DIRECTIVE>
Copy out the listing exactly.

DATA RECORDS>

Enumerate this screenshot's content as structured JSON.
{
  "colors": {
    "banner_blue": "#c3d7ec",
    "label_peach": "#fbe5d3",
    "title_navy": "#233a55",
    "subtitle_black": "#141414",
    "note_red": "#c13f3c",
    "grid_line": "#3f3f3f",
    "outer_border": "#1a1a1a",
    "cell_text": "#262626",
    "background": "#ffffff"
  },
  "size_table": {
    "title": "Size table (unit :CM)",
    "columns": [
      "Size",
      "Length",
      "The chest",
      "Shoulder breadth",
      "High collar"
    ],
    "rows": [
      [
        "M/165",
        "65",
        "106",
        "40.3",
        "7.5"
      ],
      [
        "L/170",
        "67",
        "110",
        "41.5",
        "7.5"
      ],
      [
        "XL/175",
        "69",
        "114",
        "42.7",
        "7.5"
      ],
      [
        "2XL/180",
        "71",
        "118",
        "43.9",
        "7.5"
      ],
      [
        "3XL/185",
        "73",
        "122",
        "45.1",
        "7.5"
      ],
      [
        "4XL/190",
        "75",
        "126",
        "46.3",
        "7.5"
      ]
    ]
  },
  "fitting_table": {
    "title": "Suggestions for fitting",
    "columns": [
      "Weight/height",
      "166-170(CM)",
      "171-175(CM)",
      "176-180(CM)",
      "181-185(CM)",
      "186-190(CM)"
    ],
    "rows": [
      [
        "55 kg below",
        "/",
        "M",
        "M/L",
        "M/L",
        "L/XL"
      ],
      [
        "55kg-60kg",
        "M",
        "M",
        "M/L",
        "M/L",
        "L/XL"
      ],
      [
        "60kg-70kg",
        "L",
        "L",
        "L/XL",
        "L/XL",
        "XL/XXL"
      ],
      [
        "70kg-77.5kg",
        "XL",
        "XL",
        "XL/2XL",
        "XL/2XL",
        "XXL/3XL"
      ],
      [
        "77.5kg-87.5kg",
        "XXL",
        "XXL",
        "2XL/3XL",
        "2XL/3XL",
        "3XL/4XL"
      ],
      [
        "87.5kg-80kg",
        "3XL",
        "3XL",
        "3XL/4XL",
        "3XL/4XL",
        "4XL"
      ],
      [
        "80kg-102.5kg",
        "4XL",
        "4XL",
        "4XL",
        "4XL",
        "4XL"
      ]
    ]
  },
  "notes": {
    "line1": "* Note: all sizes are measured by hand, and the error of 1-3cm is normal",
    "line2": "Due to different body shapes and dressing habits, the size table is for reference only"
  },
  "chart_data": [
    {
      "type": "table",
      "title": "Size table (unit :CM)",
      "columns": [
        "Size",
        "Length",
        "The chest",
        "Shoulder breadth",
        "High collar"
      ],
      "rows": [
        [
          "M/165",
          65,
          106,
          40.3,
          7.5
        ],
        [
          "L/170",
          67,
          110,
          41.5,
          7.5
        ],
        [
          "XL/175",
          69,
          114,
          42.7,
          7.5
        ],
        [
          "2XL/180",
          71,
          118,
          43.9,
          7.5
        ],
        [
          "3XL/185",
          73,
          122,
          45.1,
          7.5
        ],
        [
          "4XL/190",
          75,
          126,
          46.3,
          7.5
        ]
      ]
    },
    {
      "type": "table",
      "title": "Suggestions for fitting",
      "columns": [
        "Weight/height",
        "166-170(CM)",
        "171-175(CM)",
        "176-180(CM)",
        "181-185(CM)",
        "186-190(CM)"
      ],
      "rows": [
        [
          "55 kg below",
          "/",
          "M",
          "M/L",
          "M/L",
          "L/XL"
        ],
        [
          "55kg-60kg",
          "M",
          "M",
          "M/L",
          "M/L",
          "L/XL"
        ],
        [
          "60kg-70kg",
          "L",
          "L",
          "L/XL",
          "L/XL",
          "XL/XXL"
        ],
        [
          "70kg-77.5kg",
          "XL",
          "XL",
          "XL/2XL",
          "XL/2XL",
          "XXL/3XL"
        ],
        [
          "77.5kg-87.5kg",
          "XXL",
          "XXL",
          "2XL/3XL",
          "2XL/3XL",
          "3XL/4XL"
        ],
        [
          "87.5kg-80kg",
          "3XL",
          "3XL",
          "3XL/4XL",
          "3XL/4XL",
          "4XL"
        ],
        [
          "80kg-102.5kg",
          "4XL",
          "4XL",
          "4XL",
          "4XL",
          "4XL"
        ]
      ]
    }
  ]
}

ANSWER FOR THIS EXERCISE>
Enumerate this screenshot's content as structured JSON.
{
  "colors": {
    "banner_blue": "#c3d7ec",
    "label_peach": "#fbe5d3",
    "title_navy": "#233a55",
    "subtitle_black": "#141414",
    "note_red": "#c13f3c",
    "grid_line": "#3f3f3f",
    "outer_border": "#1a1a1a",
    "cell_text": "#262626",
    "background": "#ffffff"
  },
  "size_table": {
    "title": "Size table (unit :CM)",
    "columns": [
      "Size",
      "Length",
      "The chest",
      "Shoulder breadth",
      "High collar"
    ],
    "rows": [
      [
        "M/165",
        "65",
        "106",
        "40.3",
        "7.5"
      ],
      [
        "L/170",
        "67",
        "110",
        "41.5",
        "7.5"
      ],
      [
        "XL/175",
        "69",
        "114",
        "42.7",
        "7.5"
      ],
      [
        "2XL/180",
        "71",
        "118",
        "43.9",
        "7.5"
      ],
      [
        "3XL/185",
        "73",
        "122",
        "45.1",
        "7.5"
      ],
      [
        "4XL/190",
        "75",
        "126",
        "46.3",
        "7.5"
      ]
    ]
  },
  "fitting_table": {
    "title": "Suggestions for fitting",
    "columns": [
      "Weight/height",
      "166-170(CM)",
      "171-175(CM)",
      "176-180(CM)",
      "181-185(CM)",
      "186-190(CM)"
    ],
    "rows": [
      [
        "55 kg below",
        "/",
        "M",
        "M/L",
        "M/L",
        "L/XL"
      ],
      [
        "55kg-60kg",
        "M",
        "M",
        "M/L",
        "M/L",
        "L/XL"
      ],
      [
        "60kg-70kg",
        "L",
        "L",
        "L/XL",
        "L/XL",
        "XL/XXL"
      ],
      [
        "70kg-77.5kg",
        "XL",
        "XL",
        "XL/2XL",
        "XL/2XL",
        "XXL/3XL"
      ],
      [
        "77.5kg-87.5kg",
        "XXL",
        "XXL",
        "2XL/3XL",
        "2XL/3XL",
        "3XL/4XL"
      ],
      [
        "87.5kg-80kg",
        "3XL",
        "3XL",
        "3XL/4XL",
        "3XL/4XL",
        "4XL"
      ],
      [
        "80kg-102.5kg",
        "4XL",
        "4XL",
        "4XL",
        "4XL",
        "4XL"
      ]
    ]
  },
  "notes": {
    "line1": "* Note: all sizes are measured by hand, and the error of 1-3cm is normal",
    "line2": "Due to different body shapes and dressing habits, the size table is for reference only"
  },
  "chart_data": [
    {
      "type": "table",
      "title": "Size table (unit :CM)",
      "columns": [
        "Size",
        "Length",
        "The chest",
        "Shoulder breadth",
        "High collar"
      ],
      "rows": [
        [
          "M/165",
          65,
          106,
          40.3,
          7.5
        ],
        [
          "L/170",
          67,
          110,
          41.5,
          7.5
        ],
        [
          "XL/175",
          69,
          114,
          42.7,
          7.5
        ],
        [
          "2XL/180",
          71,
          118,
          43.9,
          7.5
        ],
        [
          "3XL/185",
          73,
          122,
          45.1,
          7.5
        ],
        [
          "4XL/190",
          75,
          126,
          46.3,
          7.5
        ]
      ]
    },
    {
      "type": "table",
      "title": "Suggestions for fitting",
      "columns": [
        "Weight/height",
        "166-170(CM)",
        "171-175(CM)",
        "176-180(CM)",
        "181-185(CM)",
        "186-190(CM)"
      ],
      "rows": [
        [
          "55 kg below",
          "/",
          "M",
          "M/L",
          "M/L",
          "L/XL"
        ],
        [
          "55kg-60kg",
          "M",
          "M",
          "M/L",
          "M/L",
          "L/XL"
        ],
        [
          "60kg-70kg",
          "L",
          "L",
          "L/XL",
          "L/XL",
          "XL/XXL"
        ],
        [
          "70kg-77.5kg",
          "XL",
          "XL",
          "XL/2XL",
          "XL/2XL",
          "XXL/3XL"
        ],
        [
          "77.5kg-87.5kg",
          "XXL",
          "XXL",
          "2XL/3XL",
          "2XL/3XL",
          "3XL/4XL"
        ],
        [
          "87.5kg-80kg",
          "3XL",
          "3XL",
          "3XL/4XL",
          "3XL/4XL",
          "4XL"
        ],
        [
          "80kg-102.5kg",
          "4XL",
          "4XL",
          "4XL",
          "4XL",
          "4XL"
        ]
      ]
    }
  ]
}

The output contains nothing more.